Quote all entries in full, exactly.

-- Begin --

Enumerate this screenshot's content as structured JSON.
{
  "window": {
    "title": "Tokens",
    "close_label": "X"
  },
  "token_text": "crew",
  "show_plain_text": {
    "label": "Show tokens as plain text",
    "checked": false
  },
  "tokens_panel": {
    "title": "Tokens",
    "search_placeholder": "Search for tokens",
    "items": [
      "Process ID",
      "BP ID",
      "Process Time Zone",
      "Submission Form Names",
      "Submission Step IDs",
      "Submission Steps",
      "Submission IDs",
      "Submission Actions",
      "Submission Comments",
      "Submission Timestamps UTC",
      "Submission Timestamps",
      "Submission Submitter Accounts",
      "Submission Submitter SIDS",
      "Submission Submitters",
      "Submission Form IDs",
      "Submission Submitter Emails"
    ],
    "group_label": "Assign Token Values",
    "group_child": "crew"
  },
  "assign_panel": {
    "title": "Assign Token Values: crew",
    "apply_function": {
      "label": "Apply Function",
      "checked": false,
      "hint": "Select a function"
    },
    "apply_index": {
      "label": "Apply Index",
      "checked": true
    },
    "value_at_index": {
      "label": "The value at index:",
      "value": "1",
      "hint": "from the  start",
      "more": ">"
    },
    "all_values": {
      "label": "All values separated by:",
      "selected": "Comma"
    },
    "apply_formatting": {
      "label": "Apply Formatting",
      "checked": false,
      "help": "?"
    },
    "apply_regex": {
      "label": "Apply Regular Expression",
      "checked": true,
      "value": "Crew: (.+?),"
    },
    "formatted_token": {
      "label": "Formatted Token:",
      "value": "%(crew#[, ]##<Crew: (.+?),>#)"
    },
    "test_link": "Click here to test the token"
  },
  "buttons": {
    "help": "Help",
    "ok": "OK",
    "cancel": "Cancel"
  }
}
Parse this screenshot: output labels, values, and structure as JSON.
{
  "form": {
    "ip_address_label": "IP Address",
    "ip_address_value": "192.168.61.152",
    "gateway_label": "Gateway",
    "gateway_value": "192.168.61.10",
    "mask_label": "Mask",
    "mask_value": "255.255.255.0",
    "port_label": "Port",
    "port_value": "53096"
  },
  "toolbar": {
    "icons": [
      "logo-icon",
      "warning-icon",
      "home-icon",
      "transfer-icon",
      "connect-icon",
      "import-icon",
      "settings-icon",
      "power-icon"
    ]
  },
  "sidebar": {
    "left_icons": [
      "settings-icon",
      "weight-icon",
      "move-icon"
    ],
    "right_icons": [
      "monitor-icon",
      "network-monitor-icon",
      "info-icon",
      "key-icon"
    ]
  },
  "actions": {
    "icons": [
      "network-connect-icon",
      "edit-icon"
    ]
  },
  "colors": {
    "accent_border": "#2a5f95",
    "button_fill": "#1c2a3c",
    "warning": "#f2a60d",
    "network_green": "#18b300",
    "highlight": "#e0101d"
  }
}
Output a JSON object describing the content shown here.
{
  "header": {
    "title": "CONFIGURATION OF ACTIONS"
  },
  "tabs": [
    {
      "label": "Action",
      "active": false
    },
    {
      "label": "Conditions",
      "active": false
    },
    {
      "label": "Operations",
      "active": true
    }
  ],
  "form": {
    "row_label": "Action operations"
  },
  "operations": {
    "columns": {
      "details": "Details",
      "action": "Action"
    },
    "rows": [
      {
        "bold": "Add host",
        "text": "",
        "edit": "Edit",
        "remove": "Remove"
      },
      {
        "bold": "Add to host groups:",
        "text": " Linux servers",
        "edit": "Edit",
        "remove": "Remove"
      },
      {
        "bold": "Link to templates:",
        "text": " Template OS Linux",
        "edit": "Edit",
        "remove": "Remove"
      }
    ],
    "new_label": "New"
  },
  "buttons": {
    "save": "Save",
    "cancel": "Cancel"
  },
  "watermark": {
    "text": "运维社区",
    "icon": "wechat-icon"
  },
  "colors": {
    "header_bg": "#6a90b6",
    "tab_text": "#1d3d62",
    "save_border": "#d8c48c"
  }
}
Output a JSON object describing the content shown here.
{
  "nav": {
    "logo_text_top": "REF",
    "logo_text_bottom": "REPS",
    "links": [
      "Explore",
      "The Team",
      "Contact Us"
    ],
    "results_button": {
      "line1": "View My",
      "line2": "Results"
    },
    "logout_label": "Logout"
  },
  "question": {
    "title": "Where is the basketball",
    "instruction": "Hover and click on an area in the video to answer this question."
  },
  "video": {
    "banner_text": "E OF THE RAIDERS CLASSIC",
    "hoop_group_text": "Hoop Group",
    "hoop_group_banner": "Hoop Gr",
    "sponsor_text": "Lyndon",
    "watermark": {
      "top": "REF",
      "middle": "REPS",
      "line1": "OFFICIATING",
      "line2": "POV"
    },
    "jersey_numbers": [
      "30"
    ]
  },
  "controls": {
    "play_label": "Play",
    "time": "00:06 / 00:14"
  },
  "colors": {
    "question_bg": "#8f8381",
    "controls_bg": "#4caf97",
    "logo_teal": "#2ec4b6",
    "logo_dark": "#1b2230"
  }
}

-- End --

* **Result for this exercise**:
Enumerate this screenshot's content as structured JSON.
{
  "window": {
    "title": "Tokens",
    "close_label": "X"
  },
  "token_text": "crew",
  "show_plain_text": {
    "label": "Show tokens as plain text",
    "checked": false
  },
  "tokens_panel": {
    "title": "Tokens",
    "search_placeholder": "Search for tokens",
    "items": [
      "Process ID",
      "BP ID",
      "Process Time Zone",
      "Submission Form Names",
      "Submission Step IDs",
      "Submission Steps",
      "Submission IDs",
      "Submission Actions",
      "Submission Comments",
      "Submission Timestamps UTC",
      "Submission Timestamps",
      "Submission Submitter Accounts",
      "Submission Submitter SIDS",
      "Submission Submitters",
      "Submission Form IDs",
      "Submission Submitter Emails"
    ],
    "group_label": "Assign Token Values",
    "group_child": "crew"
  },
  "assign_panel": {
    "title": "Assign Token Values: crew",
    "apply_function": {
      "label": "Apply Function",
      "checked": false,
      "hint": "Select a function"
    },
    "apply_index": {
      "label": "Apply Index",
      "checked": true
    },
    "value_at_index": {
      "label": "The value at index:",
      "value": "1",
      "hint": "from the  start",
      "more": ">"
    },
    "all_values": {
      "label": "All values separated by:",
      "selected": "Comma"
    },
    "apply_formatting": {
      "label": "Apply Formatting",
      "checked": false,
      "help": "?"
    },
    "apply_regex": {
      "label": "Apply Regular Expression",
      "checked": true,
      "value": "Crew: (.+?),"
    },
    "formatted_token": {
      "label": "Formatted Token:",
      "value": "%(crew#[, ]##<Crew: (.+?),>#)"
    },
    "test_link": "Click here to test the token"
  },
  "buttons": {
    "help": "Help",
    "ok": "OK",
    "cancel": "Cancel"
  }
}
Parse this screenshot: output labels, values, and structure as JSON.
{
  "form": {
    "ip_address_label": "IP Address",
    "ip_address_value": "192.168.61.152",
    "gateway_label": "Gateway",
    "gateway_value": "192.168.61.10",
    "mask_label": "Mask",
    "mask_value": "255.255.255.0",
    "port_label": "Port",
    "port_value": "53096"
  },
  "toolbar": {
    "icons": [
      "logo-icon",
      "warning-icon",
      "home-icon",
      "transfer-icon",
      "connect-icon",
      "import-icon",
      "settings-icon",
      "power-icon"
    ]
  },
  "sidebar": {
    "left_icons": [
      "settings-icon",
      "weight-icon",
      "move-icon"
    ],
    "right_icons": [
      "monitor-icon",
      "network-monitor-icon",
      "info-icon",
      "key-icon"
    ]
  },
  "actions": {
    "icons": [
      "network-connect-icon",
      "edit-icon"
    ]
  },
  "colors": {
    "accent_border": "#2a5f95",
    "button_fill": "#1c2a3c",
    "warning": "#f2a60d",
    "network_green": "#18b300",
    "highlight": "#e0101d"
  }
}
Output a JSON object describing the content shown here.
{
  "header": {
    "title": "CONFIGURATION OF ACTIONS"
  },
  "tabs": [
    {
      "label": "Action",
      "active": false
    },
    {
      "label": "Conditions",
      "active": false
    },
    {
      "label": "Operations",
      "active": true
    }
  ],
  "form": {
    "row_label": "Action operations"
  },
  "operations": {
    "columns": {
      "details": "Details",
      "action": "Action"
    },
    "rows": [
      {
        "bold": "Add host",
        "text": "",
        "edit": "Edit",
        "remove": "Remove"
      },
      {
        "bold": "Add to host groups:",
        "text": " Linux servers",
        "edit": "Edit",
        "remove": "Remove"
      },
      {
        "bold": "Link to templates:",
        "text": " Template OS Linux",
        "edit": "Edit",
        "remove": "Remove"
      }
    ],
    "new_label": "New"
  },
  "buttons": {
    "save": "Save",
    "cancel": "Cancel"
  },
  "watermark": {
    "text": "运维社区",
    "icon": "wechat-icon"
  },
  "colors": {
    "header_bg": "#6a90b6",
    "tab_text": "#1d3d62",
    "save_border": "#d8c48c"
  }
}
Output a JSON object describing the content shown here.
{
  "nav": {
    "logo_text_top": "REF",
    "logo_text_bottom": "REPS",
    "links": [
      "Explore",
      "The Team",
      "Contact Us"
    ],
    "results_button": {
      "line1": "View My",
      "line2": "Results"
    },
    "logout_label": "Logout"
  },
  "question": {
    "title": "Where is the basketball",
    "instruction": "Hover and click on an area in the video to answer this question."
  },
  "video": {
    "banner_text": "E OF THE RAIDERS CLASSIC",
    "hoop_group_text": "Hoop Group",
    "hoop_group_banner": "Hoop Gr",
    "sponsor_text": "Lyndon",
    "watermark": {
      "top": "REF",
      "middle": "REPS",
      "line1": "OFFICIATING",
      "line2": "POV"
    },
    "jersey_numbers": [
      "30"
    ]
  },
  "controls": {
    "play_label": "Play",
    "time": "00:06 / 00:14"
  },
  "colors": {
    "question_bg": "#8f8381",
    "controls_bg": "#4caf97",
    "logo_teal": "#2ec4b6",
    "logo_dark": "#1b2230"
  }
}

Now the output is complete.